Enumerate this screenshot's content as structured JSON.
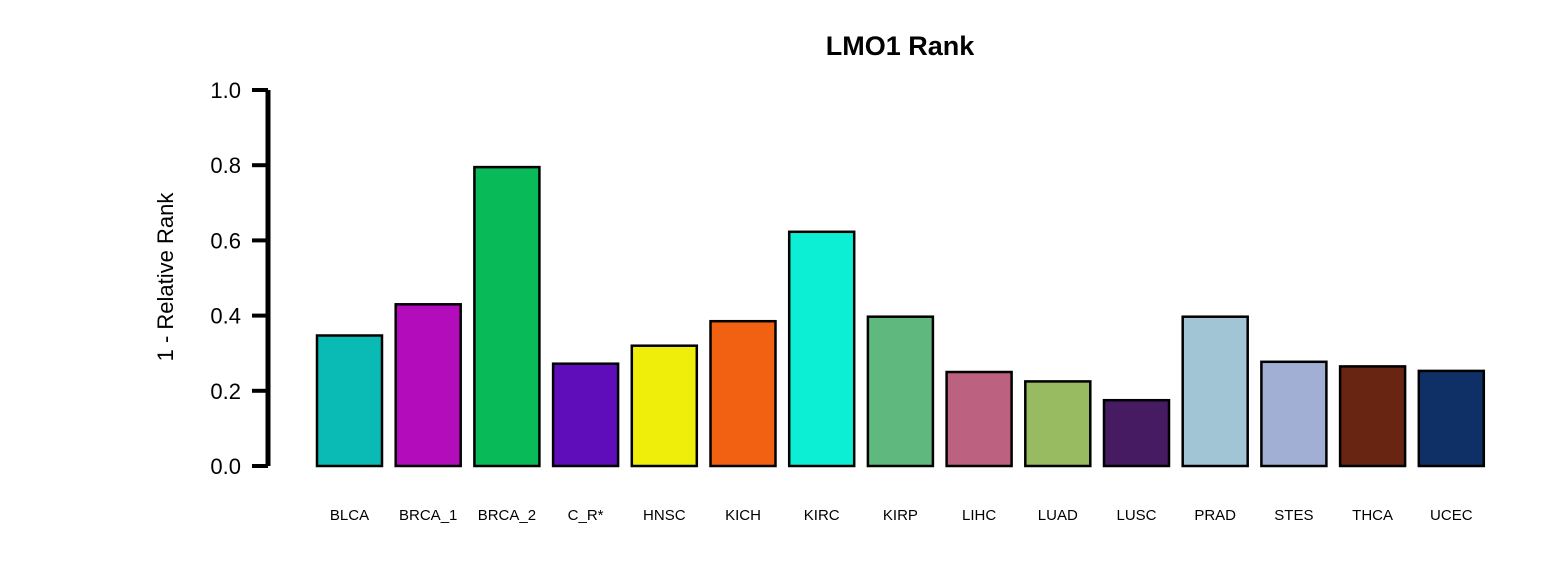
{
  "chart_data": {
    "type": "bar",
    "title": "LMO1 Rank",
    "xlabel": "",
    "ylabel": "1 - Relative Rank",
    "ylim": [
      0,
      1.0
    ],
    "yticks": [
      "0.0",
      "0.2",
      "0.4",
      "0.6",
      "0.8",
      "1.0"
    ],
    "categories": [
      "BLCA",
      "BRCA_1",
      "BRCA_2",
      "C_R*",
      "HNSC",
      "KICH",
      "KIRC",
      "KIRP",
      "LIHC",
      "LUAD",
      "LUSC",
      "PRAD",
      "STES",
      "THCA",
      "UCEC"
    ],
    "values": [
      0.347,
      0.43,
      0.795,
      0.272,
      0.32,
      0.385,
      0.623,
      0.397,
      0.25,
      0.225,
      0.175,
      0.397,
      0.277,
      0.265,
      0.253
    ],
    "colors": [
      "#0ABBB5",
      "#B20CBB",
      "#08BA58",
      "#5F0CBB",
      "#EEEE0A",
      "#F26111",
      "#0CEFD4",
      "#5FB97E",
      "#BC6180",
      "#98BB61",
      "#471B62",
      "#A1C5D5",
      "#A1AFD4",
      "#682512",
      "#0F2F67"
    ],
    "grid": false,
    "legend": "none"
  }
}
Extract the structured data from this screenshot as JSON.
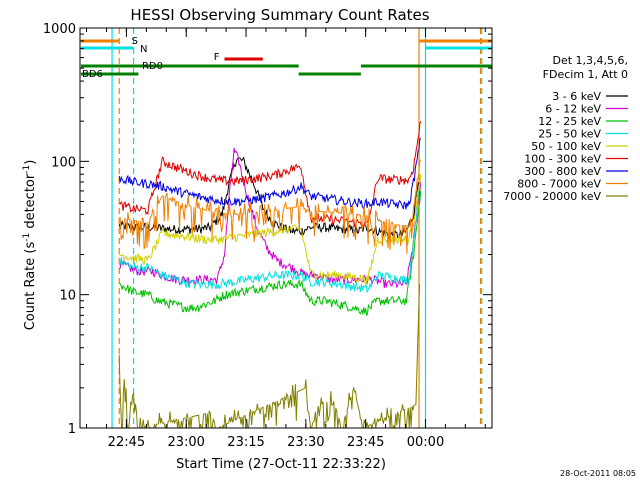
{
  "chart_data": {
    "type": "line",
    "title": "HESSI Observing Summary Count Rates",
    "xlabel": "Start Time (27-Oct-11 22:33:22)",
    "ylabel_main": "Count Rate (s",
    "ylabel_sup1": "-1",
    "ylabel_mid": " detector",
    "ylabel_sup2": "-1",
    "ylabel_end": ")",
    "y_scale": "log",
    "ylim": [
      1,
      1000
    ],
    "xlim": [
      22.556,
      24.278
    ],
    "x_ticks": [
      {
        "t": 22.75,
        "label": "22:45"
      },
      {
        "t": 23.0,
        "label": "23:00"
      },
      {
        "t": 23.25,
        "label": "23:15"
      },
      {
        "t": 23.5,
        "label": "23:30"
      },
      {
        "t": 23.75,
        "label": "23:45"
      },
      {
        "t": 24.0,
        "label": "00:00"
      }
    ],
    "y_ticks": [
      {
        "v": 1,
        "label": "1"
      },
      {
        "v": 10,
        "label": "10"
      },
      {
        "v": 100,
        "label": "100"
      },
      {
        "v": 1000,
        "label": "1000"
      }
    ],
    "legend": {
      "placement": "right",
      "header": [
        "Det 1,3,4,5,6,",
        "FDecim 1, Att 0"
      ]
    },
    "series": [
      {
        "name": "3 - 6 keV",
        "color": "#000000",
        "points": [
          [
            22.72,
            33
          ],
          [
            22.78,
            32
          ],
          [
            22.83,
            32
          ],
          [
            22.87,
            32
          ],
          [
            22.93,
            31
          ],
          [
            23.0,
            31
          ],
          [
            23.05,
            31
          ],
          [
            23.1,
            32
          ],
          [
            23.15,
            40
          ],
          [
            23.18,
            70
          ],
          [
            23.21,
            105
          ],
          [
            23.24,
            100
          ],
          [
            23.28,
            70
          ],
          [
            23.32,
            45
          ],
          [
            23.36,
            35
          ],
          [
            23.4,
            32
          ],
          [
            23.44,
            30
          ],
          [
            23.48,
            30
          ],
          [
            23.52,
            32
          ],
          [
            23.58,
            32
          ],
          [
            23.63,
            31
          ],
          [
            23.68,
            31
          ],
          [
            23.72,
            30
          ],
          [
            23.75,
            32
          ],
          [
            23.8,
            30
          ],
          [
            23.86,
            28
          ],
          [
            23.9,
            28
          ],
          [
            23.92,
            30
          ],
          [
            23.95,
            40
          ],
          [
            23.97,
            70
          ]
        ]
      },
      {
        "name": "6 - 12 keV",
        "color": "#d000d0",
        "points": [
          [
            22.72,
            17
          ],
          [
            22.8,
            15
          ],
          [
            22.86,
            15
          ],
          [
            22.9,
            14
          ],
          [
            22.96,
            13
          ],
          [
            23.02,
            13
          ],
          [
            23.08,
            13
          ],
          [
            23.13,
            13
          ],
          [
            23.16,
            20
          ],
          [
            23.18,
            55
          ],
          [
            23.2,
            120
          ],
          [
            23.22,
            100
          ],
          [
            23.24,
            70
          ],
          [
            23.27,
            45
          ],
          [
            23.3,
            30
          ],
          [
            23.34,
            22
          ],
          [
            23.38,
            18
          ],
          [
            23.44,
            16
          ],
          [
            23.5,
            14
          ],
          [
            23.55,
            14
          ],
          [
            23.6,
            13
          ],
          [
            23.66,
            13
          ],
          [
            23.72,
            13
          ],
          [
            23.78,
            13
          ],
          [
            23.84,
            12
          ],
          [
            23.9,
            12
          ],
          [
            23.92,
            12
          ],
          [
            23.95,
            25
          ],
          [
            23.98,
            70
          ]
        ]
      },
      {
        "name": "12 - 25 keV",
        "color": "#00c000",
        "points": [
          [
            22.72,
            12
          ],
          [
            22.78,
            10.5
          ],
          [
            22.84,
            10
          ],
          [
            22.88,
            9
          ],
          [
            22.94,
            8.5
          ],
          [
            23.0,
            8
          ],
          [
            23.04,
            8
          ],
          [
            23.08,
            8.5
          ],
          [
            23.12,
            9
          ],
          [
            23.16,
            10
          ],
          [
            23.22,
            10.5
          ],
          [
            23.28,
            11
          ],
          [
            23.34,
            11.5
          ],
          [
            23.4,
            12
          ],
          [
            23.44,
            12
          ],
          [
            23.48,
            12
          ],
          [
            23.52,
            9
          ],
          [
            23.58,
            9
          ],
          [
            23.64,
            8.5
          ],
          [
            23.7,
            8
          ],
          [
            23.75,
            7.5
          ],
          [
            23.8,
            9
          ],
          [
            23.86,
            9
          ],
          [
            23.9,
            9
          ],
          [
            23.92,
            9
          ],
          [
            23.95,
            20
          ],
          [
            23.98,
            60
          ]
        ]
      },
      {
        "name": "25 - 50 keV",
        "color": "#00e0e0",
        "points": [
          [
            22.72,
            18
          ],
          [
            22.78,
            16
          ],
          [
            22.84,
            16
          ],
          [
            22.9,
            14
          ],
          [
            22.96,
            13
          ],
          [
            23.02,
            12
          ],
          [
            23.08,
            12
          ],
          [
            23.14,
            12
          ],
          [
            23.2,
            12.5
          ],
          [
            23.26,
            13
          ],
          [
            23.32,
            13.5
          ],
          [
            23.38,
            14
          ],
          [
            23.44,
            14
          ],
          [
            23.48,
            14
          ],
          [
            23.52,
            12.5
          ],
          [
            23.58,
            12.5
          ],
          [
            23.64,
            12
          ],
          [
            23.7,
            11.5
          ],
          [
            23.76,
            11
          ],
          [
            23.8,
            14
          ],
          [
            23.86,
            13.5
          ],
          [
            23.9,
            13
          ],
          [
            23.93,
            13
          ],
          [
            23.95,
            25
          ],
          [
            23.98,
            80
          ]
        ]
      },
      {
        "name": "50 - 100 keV",
        "color": "#d0d000",
        "points": [
          [
            22.72,
            20
          ],
          [
            22.78,
            19
          ],
          [
            22.84,
            18
          ],
          [
            22.9,
            29
          ],
          [
            22.96,
            28
          ],
          [
            23.02,
            27
          ],
          [
            23.08,
            26
          ],
          [
            23.14,
            26
          ],
          [
            23.2,
            27
          ],
          [
            23.26,
            28
          ],
          [
            23.32,
            29
          ],
          [
            23.38,
            30
          ],
          [
            23.44,
            31
          ],
          [
            23.48,
            31
          ],
          [
            23.52,
            14.5
          ],
          [
            23.58,
            14
          ],
          [
            23.64,
            14
          ],
          [
            23.7,
            13.5
          ],
          [
            23.76,
            13
          ],
          [
            23.8,
            26
          ],
          [
            23.86,
            26
          ],
          [
            23.9,
            26
          ],
          [
            23.93,
            26
          ],
          [
            23.95,
            35
          ],
          [
            23.98,
            80
          ]
        ]
      },
      {
        "name": "100 - 300 keV",
        "color": "#e00000",
        "points": [
          [
            22.72,
            47
          ],
          [
            22.78,
            44
          ],
          [
            22.84,
            43
          ],
          [
            22.9,
            100
          ],
          [
            22.96,
            90
          ],
          [
            23.02,
            82
          ],
          [
            23.08,
            76
          ],
          [
            23.14,
            72
          ],
          [
            23.2,
            71
          ],
          [
            23.26,
            73
          ],
          [
            23.32,
            76
          ],
          [
            23.38,
            80
          ],
          [
            23.44,
            88
          ],
          [
            23.48,
            92
          ],
          [
            23.52,
            38
          ],
          [
            23.58,
            37
          ],
          [
            23.64,
            36
          ],
          [
            23.7,
            35
          ],
          [
            23.76,
            34
          ],
          [
            23.8,
            75
          ],
          [
            23.86,
            73
          ],
          [
            23.9,
            73
          ],
          [
            23.93,
            72
          ],
          [
            23.95,
            90
          ],
          [
            23.98,
            200
          ]
        ]
      },
      {
        "name": "300 - 800 keV",
        "color": "#0000e0",
        "points": [
          [
            22.72,
            75
          ],
          [
            22.78,
            70
          ],
          [
            22.84,
            68
          ],
          [
            22.9,
            65
          ],
          [
            22.96,
            60
          ],
          [
            23.02,
            56
          ],
          [
            23.08,
            53
          ],
          [
            23.14,
            51
          ],
          [
            23.2,
            50
          ],
          [
            23.26,
            51
          ],
          [
            23.32,
            53
          ],
          [
            23.38,
            56
          ],
          [
            23.44,
            60
          ],
          [
            23.48,
            65
          ],
          [
            23.52,
            55
          ],
          [
            23.58,
            53
          ],
          [
            23.64,
            51
          ],
          [
            23.7,
            49
          ],
          [
            23.76,
            48
          ],
          [
            23.8,
            50
          ],
          [
            23.86,
            48
          ],
          [
            23.9,
            47
          ],
          [
            23.93,
            47
          ],
          [
            23.95,
            70
          ],
          [
            23.98,
            150
          ]
        ]
      },
      {
        "name": "800 - 7000 keV",
        "color": "#f08000",
        "points": [
          [
            22.72,
            38
          ],
          [
            22.78,
            36
          ],
          [
            22.84,
            35
          ],
          [
            22.9,
            55
          ],
          [
            22.96,
            50
          ],
          [
            23.02,
            46
          ],
          [
            23.08,
            43
          ],
          [
            23.14,
            41
          ],
          [
            23.2,
            40
          ],
          [
            23.26,
            41
          ],
          [
            23.32,
            42
          ],
          [
            23.38,
            43
          ],
          [
            23.44,
            45
          ],
          [
            23.48,
            46
          ],
          [
            23.52,
            42
          ],
          [
            23.58,
            42
          ],
          [
            23.64,
            41
          ],
          [
            23.7,
            40
          ],
          [
            23.76,
            39
          ],
          [
            23.8,
            36
          ],
          [
            23.86,
            34
          ],
          [
            23.9,
            33
          ],
          [
            23.93,
            33
          ],
          [
            23.95,
            45
          ],
          [
            23.98,
            100
          ]
        ]
      },
      {
        "name": "7000 - 20000 keV",
        "color": "#808000",
        "points": [
          [
            22.72,
            3
          ],
          [
            22.73,
            1
          ],
          [
            22.745,
            2.5
          ],
          [
            22.76,
            1
          ],
          [
            22.78,
            2
          ],
          [
            22.8,
            1
          ],
          [
            23.1,
            1.3
          ],
          [
            23.13,
            1
          ],
          [
            23.5,
            2
          ],
          [
            23.52,
            1
          ],
          [
            23.6,
            2
          ],
          [
            23.65,
            1
          ],
          [
            23.7,
            2
          ],
          [
            23.74,
            1
          ],
          [
            23.96,
            1.5
          ],
          [
            23.975,
            12
          ]
        ]
      }
    ],
    "annotations": {
      "saa_label": "S",
      "night_label": "N",
      "flare_label": "F",
      "rd0_label": "RD0",
      "bd6_label": "BD6"
    },
    "timestamp": "28-Oct-2011 08:05"
  }
}
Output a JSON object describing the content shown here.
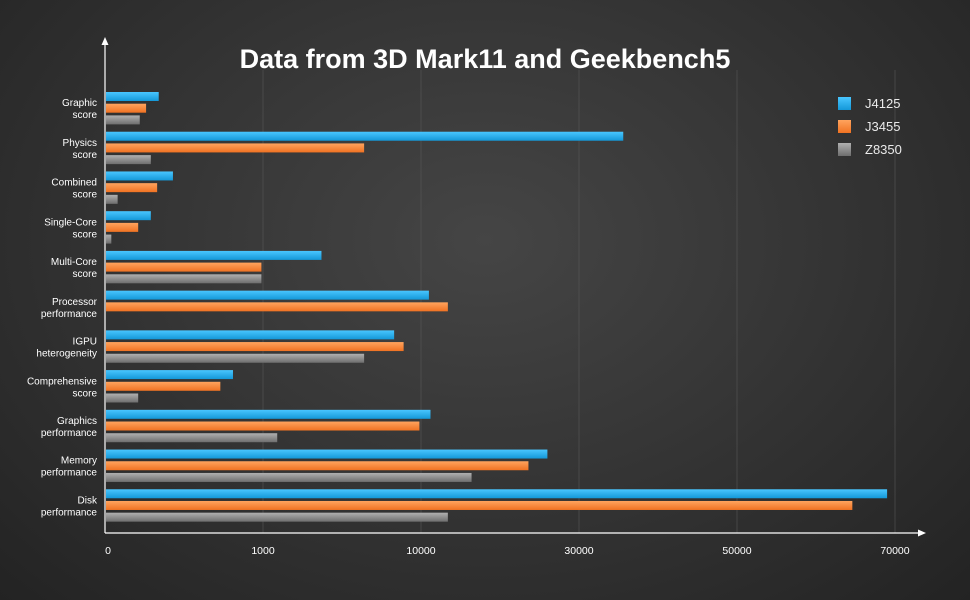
{
  "chart_data": {
    "type": "bar",
    "orientation": "horizontal",
    "title": "Data from 3D Mark11 and Geekbench5",
    "xlabel": "",
    "ylabel": "",
    "categories": [
      "Graphic score",
      "Physics score",
      "Combined score",
      "Single-Core score",
      "Multi-Core score",
      "Processor performance",
      "IGPU heterogeneity",
      "Comprehensive score",
      "Graphics performance",
      "Memory performance",
      "Disk performance"
    ],
    "x_ticks": [
      "0",
      "1000",
      "10000",
      "30000",
      "50000",
      "70000"
    ],
    "x_tick_note": "tick labels are printed at equal spacing; bar values below are expressed as position on the printed axis scale (0 = first tick, 5 = last tick)",
    "series": [
      {
        "name": "J4125",
        "color": "#1aaef0",
        "values": [
          0.34,
          3.28,
          0.43,
          0.29,
          1.37,
          2.05,
          1.83,
          0.81,
          2.06,
          2.8,
          4.95
        ]
      },
      {
        "name": "J3455",
        "color": "#ff8a33",
        "values": [
          0.26,
          1.64,
          0.33,
          0.21,
          0.99,
          2.17,
          1.89,
          0.73,
          1.99,
          2.68,
          4.73
        ]
      },
      {
        "name": "Z8350",
        "color": "#8c8c8c",
        "values": [
          0.22,
          0.29,
          0.08,
          0.04,
          0.99,
          0,
          1.64,
          0.21,
          1.09,
          2.32,
          2.17
        ]
      }
    ],
    "xlim": [
      0,
      5
    ],
    "grid": true,
    "legend_position": "top-right"
  }
}
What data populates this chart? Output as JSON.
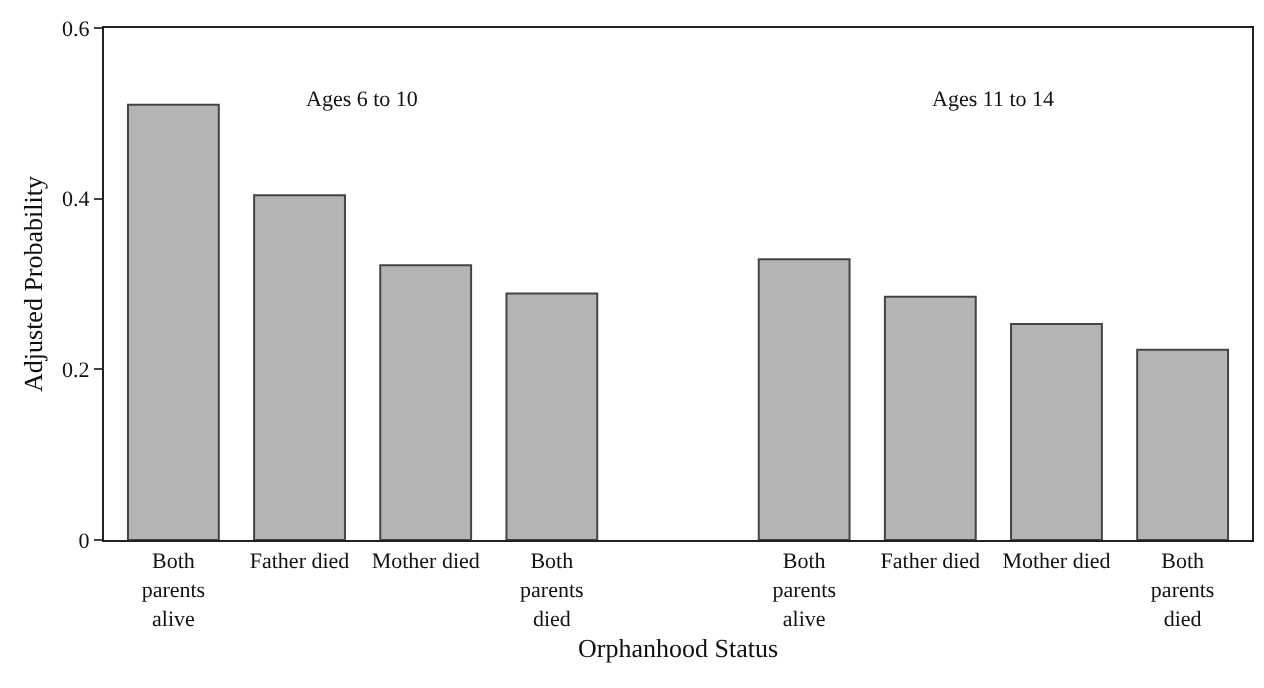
{
  "chart_data": {
    "type": "bar",
    "ylabel": "Adjusted Probability",
    "xlabel": "Orphanhood Status",
    "annotations": [
      "Ages 6 to 10",
      "Ages 11 to 14"
    ],
    "categories": [
      "Both parents alive",
      "Father died",
      "Mother died",
      "Both parents died",
      null,
      "Both parents alive",
      "Father died",
      "Mother died",
      "Both parents died"
    ],
    "values": [
      0.51,
      0.404,
      0.322,
      0.289,
      null,
      0.329,
      0.285,
      0.253,
      0.223
    ],
    "color": "#b4b4b4",
    "ylim": [
      0,
      0.6
    ],
    "yticks": [
      0,
      0.2,
      0.4,
      0.6
    ],
    "grid": false
  }
}
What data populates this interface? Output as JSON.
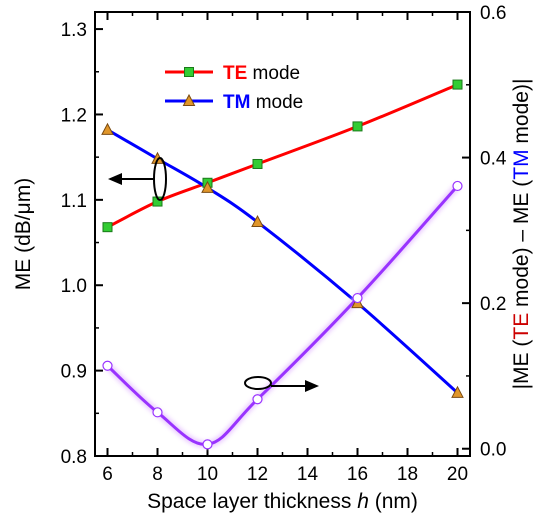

====

Task description -
Leave out every picture, and write out exactly the lines from the one bearing "What data populates this chart?" through the final line.

Worked solution -
What data populates this chart? Output as JSON.
{
  "chart_data": {
    "type": "bar",
    "ylabel": "Adjusted Probability",
    "xlabel": "Orphanhood Status",
    "annotations": [
      "Ages 6 to 10",
      "Ages 11 to 14"
    ],
    "categories": [
      "Both parents alive",
      "Father died",
      "Mother died",
      "Both parents died",
      null,
      "Both parents alive",
      "Father died",
      "Mother died",
      "Both parents died"
    ],
    "values": [
      0.51,
      0.404,
      0.322,
      0.289,
      null,
      0.329,
      0.285,
      0.253,
      0.223
    ],
    "color": "#b4b4b4",
    "ylim": [
      0,
      0.6
    ],
    "yticks": [
      0,
      0.2,
      0.4,
      0.6
    ],
    "grid": false
  }
}
What data populates this interface? Output as JSON.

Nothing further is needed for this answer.